#### Record extracts

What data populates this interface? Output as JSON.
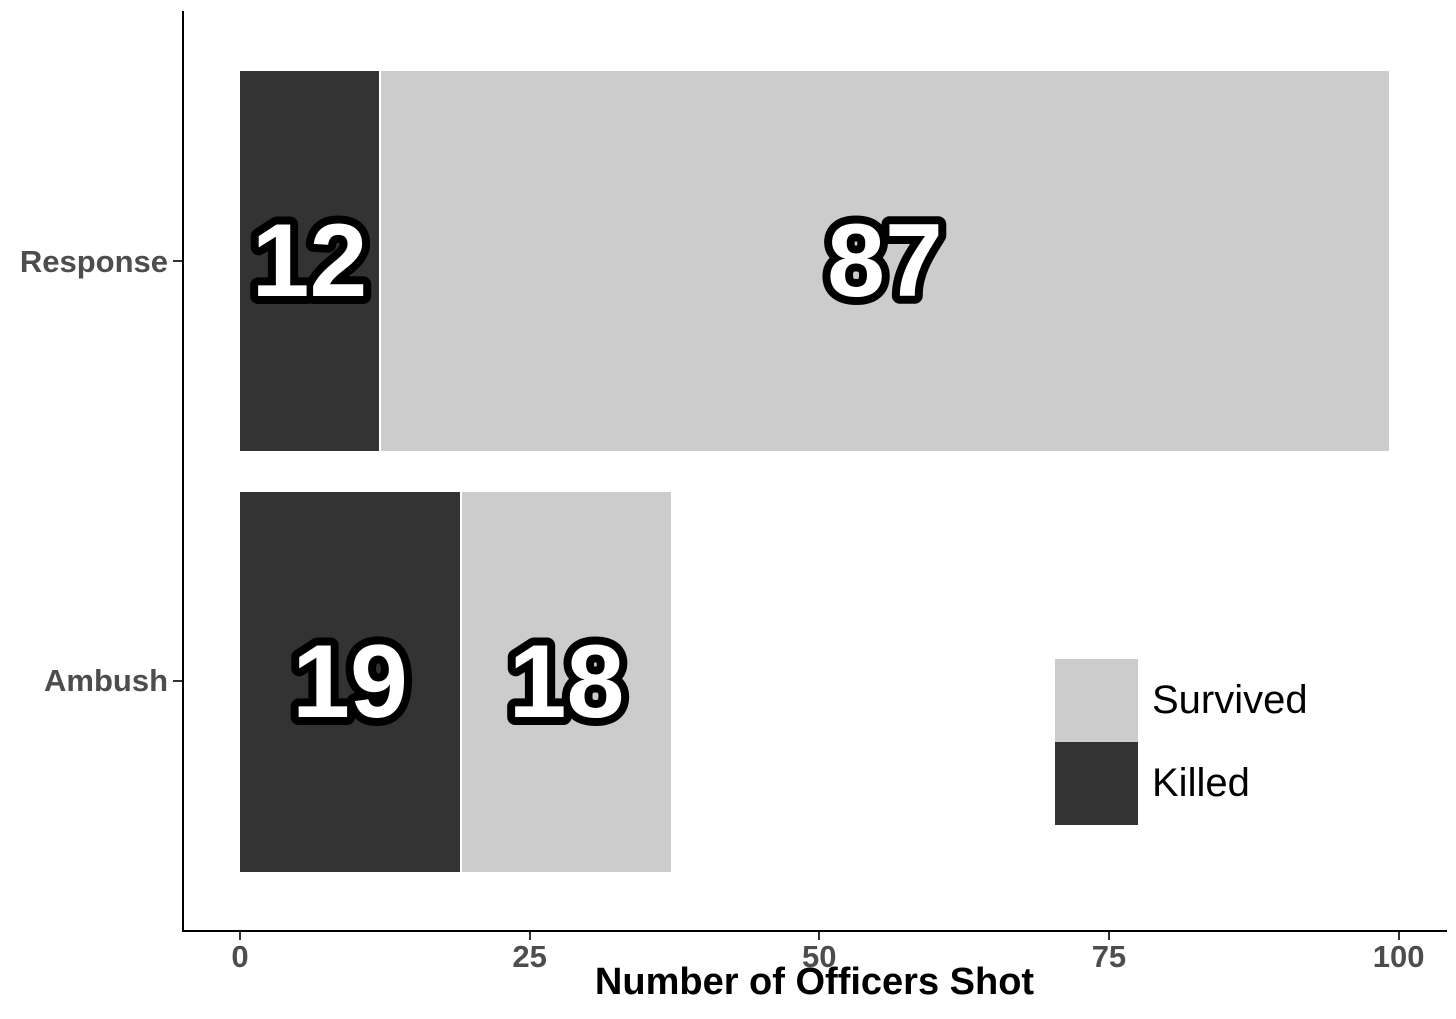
{
  "chart_data": {
    "type": "bar",
    "orientation": "horizontal",
    "stacked": true,
    "title": "",
    "xlabel": "Number of Officers Shot",
    "ylabel": "",
    "categories": [
      "Response",
      "Ambush"
    ],
    "series": [
      {
        "name": "Killed",
        "color": "#333333",
        "values": [
          12,
          19
        ]
      },
      {
        "name": "Survived",
        "color": "#cccccc",
        "values": [
          87,
          18
        ]
      }
    ],
    "bar_labels": [
      [
        "12",
        "87"
      ],
      [
        "19",
        "18"
      ]
    ],
    "xlim": [
      0,
      100
    ],
    "x_ticks": [
      "0",
      "25",
      "50",
      "75",
      "100"
    ],
    "x_tick_values": [
      0,
      25,
      50,
      75,
      100
    ],
    "grid": false,
    "legend": {
      "position": "right-middle",
      "entries": [
        {
          "label": "Survived",
          "color": "#cccccc"
        },
        {
          "label": "Killed",
          "color": "#333333"
        }
      ]
    },
    "colors": {
      "background": "#ffffff",
      "axis_line": "#000000",
      "tick_mark": "#333333",
      "tick_text": "#4d4d4d",
      "category_text": "#4d4d4d",
      "axis_title_text": "#000000",
      "bar_label_fill": "#ffffff",
      "bar_label_outline": "#000000"
    }
  }
}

########

§ **Prompt**:
Quote the records in full and exactly; skip any image.

§ **Result**:
What data populates this interface? Output as JSON.
{
  "chart_data": {
    "type": "bar",
    "orientation": "horizontal",
    "stacked": true,
    "title": "",
    "xlabel": "Number of Officers Shot",
    "ylabel": "",
    "categories": [
      "Response",
      "Ambush"
    ],
    "series": [
      {
        "name": "Killed",
        "color": "#333333",
        "values": [
          12,
          19
        ]
      },
      {
        "name": "Survived",
        "color": "#cccccc",
        "values": [
          87,
          18
        ]
      }
    ],
    "bar_labels": [
      [
        "12",
        "87"
      ],
      [
        "19",
        "18"
      ]
    ],
    "xlim": [
      0,
      100
    ],
    "x_ticks": [
      "0",
      "25",
      "50",
      "75",
      "100"
    ],
    "x_tick_values": [
      0,
      25,
      50,
      75,
      100
    ],
    "grid": false,
    "legend": {
      "position": "right-middle",
      "entries": [
        {
          "label": "Survived",
          "color": "#cccccc"
        },
        {
          "label": "Killed",
          "color": "#333333"
        }
      ]
    },
    "colors": {
      "background": "#ffffff",
      "axis_line": "#000000",
      "tick_mark": "#333333",
      "tick_text": "#4d4d4d",
      "category_text": "#4d4d4d",
      "axis_title_text": "#000000",
      "bar_label_fill": "#ffffff",
      "bar_label_outline": "#000000"
    }
  }
}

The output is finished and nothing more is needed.